# [WORK TO COMPLETE]
Copy each record exactly as it reads, leaving out any pictures it holds.

Saved entries:
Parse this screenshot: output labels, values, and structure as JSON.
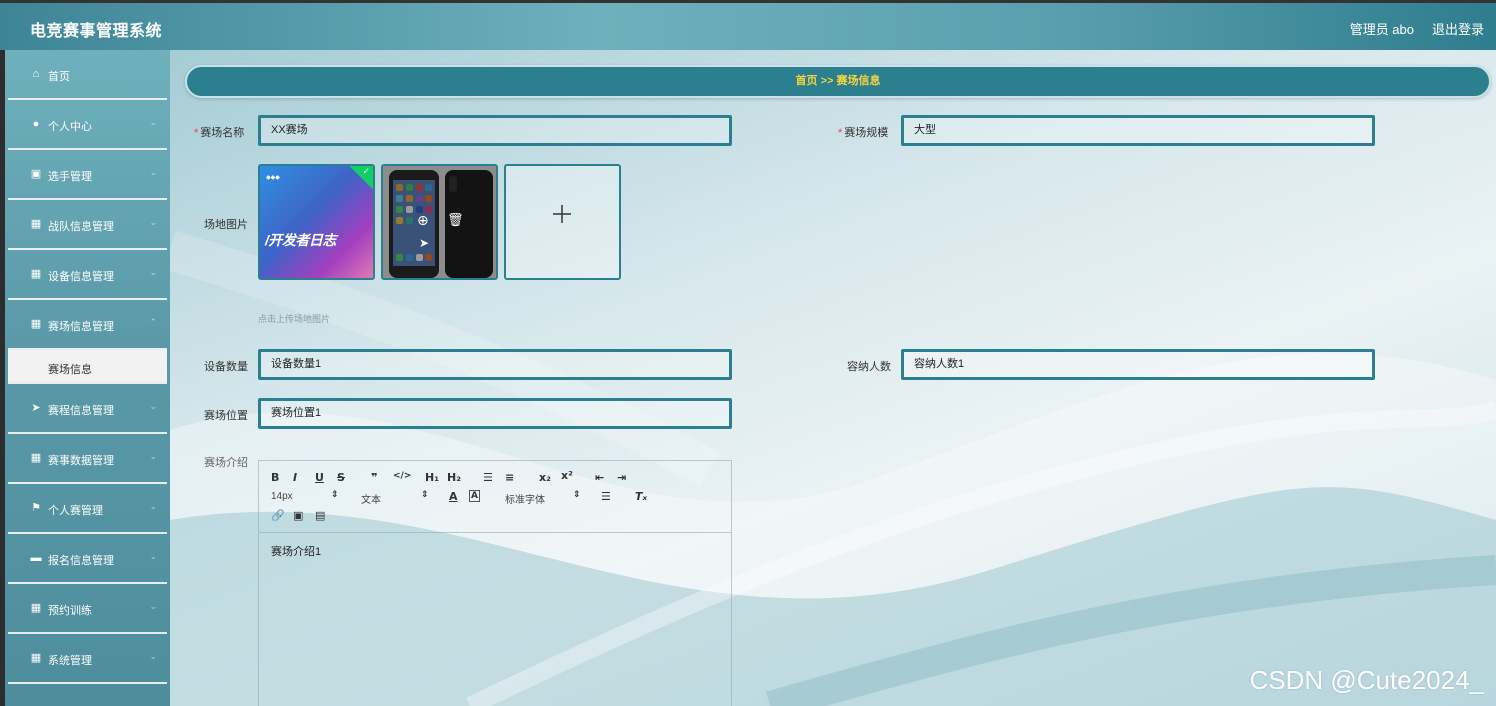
{
  "header": {
    "title": "电竞赛事管理系统",
    "user": "管理员 abo",
    "logout": "退出登录"
  },
  "sidebar": {
    "items": [
      {
        "label": "首页",
        "icon": "home-icon",
        "glyph": "⌂"
      },
      {
        "label": "个人中心",
        "icon": "user-icon",
        "glyph": "●"
      },
      {
        "label": "选手管理",
        "icon": "clipboard-icon",
        "glyph": "▣"
      },
      {
        "label": "战队信息管理",
        "icon": "grid-icon",
        "glyph": "▦"
      },
      {
        "label": "设备信息管理",
        "icon": "grid-icon",
        "glyph": "▦"
      },
      {
        "label": "赛场信息管理",
        "icon": "grid-icon",
        "glyph": "▦"
      },
      {
        "label": "赛程信息管理",
        "icon": "send-icon",
        "glyph": "➤"
      },
      {
        "label": "赛事数据管理",
        "icon": "grid-icon",
        "glyph": "▦"
      },
      {
        "label": "个人赛管理",
        "icon": "flag-icon",
        "glyph": "⚑"
      },
      {
        "label": "报名信息管理",
        "icon": "printer-icon",
        "glyph": "▬"
      },
      {
        "label": "预约训练",
        "icon": "grid-icon",
        "glyph": "▦"
      },
      {
        "label": "系统管理",
        "icon": "grid-icon",
        "glyph": "▦"
      }
    ],
    "active_sub": "赛场信息"
  },
  "breadcrumb": "首页  >>  赛场信息",
  "form": {
    "venue_name_label": "赛场名称",
    "venue_name_value": "XX赛场",
    "venue_scale_label": "赛场规模",
    "venue_scale_value": "大型",
    "venue_image_label": "场地图片",
    "tile1_text": "/开发者日志",
    "upload_hint": "点击上传场地图片",
    "equipment_count_label": "设备数量",
    "equipment_count_value": "设备数量1",
    "capacity_label": "容纳人数",
    "capacity_value": "容纳人数1",
    "location_label": "赛场位置",
    "location_value": "赛场位置1",
    "intro_label": "赛场介绍",
    "intro_value": "赛场介绍1"
  },
  "editor_toolbar": {
    "font_size": "14px",
    "format": "文本",
    "font_family": "标准字体"
  },
  "watermark": "CSDN @Cute2024_",
  "colors": {
    "accent": "#2c7f8f",
    "breadcrumb_text": "#f5d442",
    "required": "#e64242",
    "check": "#13ce66"
  }
}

# [FINAL ANSWER]
Parse this screenshot: output labels, values, and structure as JSON.
{
  "header": {
    "title": "电竞赛事管理系统",
    "user": "管理员 abo",
    "logout": "退出登录"
  },
  "sidebar": {
    "items": [
      {
        "label": "首页",
        "icon": "home-icon",
        "glyph": "⌂"
      },
      {
        "label": "个人中心",
        "icon": "user-icon",
        "glyph": "●"
      },
      {
        "label": "选手管理",
        "icon": "clipboard-icon",
        "glyph": "▣"
      },
      {
        "label": "战队信息管理",
        "icon": "grid-icon",
        "glyph": "▦"
      },
      {
        "label": "设备信息管理",
        "icon": "grid-icon",
        "glyph": "▦"
      },
      {
        "label": "赛场信息管理",
        "icon": "grid-icon",
        "glyph": "▦"
      },
      {
        "label": "赛程信息管理",
        "icon": "send-icon",
        "glyph": "➤"
      },
      {
        "label": "赛事数据管理",
        "icon": "grid-icon",
        "glyph": "▦"
      },
      {
        "label": "个人赛管理",
        "icon": "flag-icon",
        "glyph": "⚑"
      },
      {
        "label": "报名信息管理",
        "icon": "printer-icon",
        "glyph": "▬"
      },
      {
        "label": "预约训练",
        "icon": "grid-icon",
        "glyph": "▦"
      },
      {
        "label": "系统管理",
        "icon": "grid-icon",
        "glyph": "▦"
      }
    ],
    "active_sub": "赛场信息"
  },
  "breadcrumb": "首页  >>  赛场信息",
  "form": {
    "venue_name_label": "赛场名称",
    "venue_name_value": "XX赛场",
    "venue_scale_label": "赛场规模",
    "venue_scale_value": "大型",
    "venue_image_label": "场地图片",
    "tile1_text": "/开发者日志",
    "upload_hint": "点击上传场地图片",
    "equipment_count_label": "设备数量",
    "equipment_count_value": "设备数量1",
    "capacity_label": "容纳人数",
    "capacity_value": "容纳人数1",
    "location_label": "赛场位置",
    "location_value": "赛场位置1",
    "intro_label": "赛场介绍",
    "intro_value": "赛场介绍1"
  },
  "editor_toolbar": {
    "font_size": "14px",
    "format": "文本",
    "font_family": "标准字体"
  },
  "watermark": "CSDN @Cute2024_",
  "colors": {
    "accent": "#2c7f8f",
    "breadcrumb_text": "#f5d442",
    "required": "#e64242",
    "check": "#13ce66"
  }
}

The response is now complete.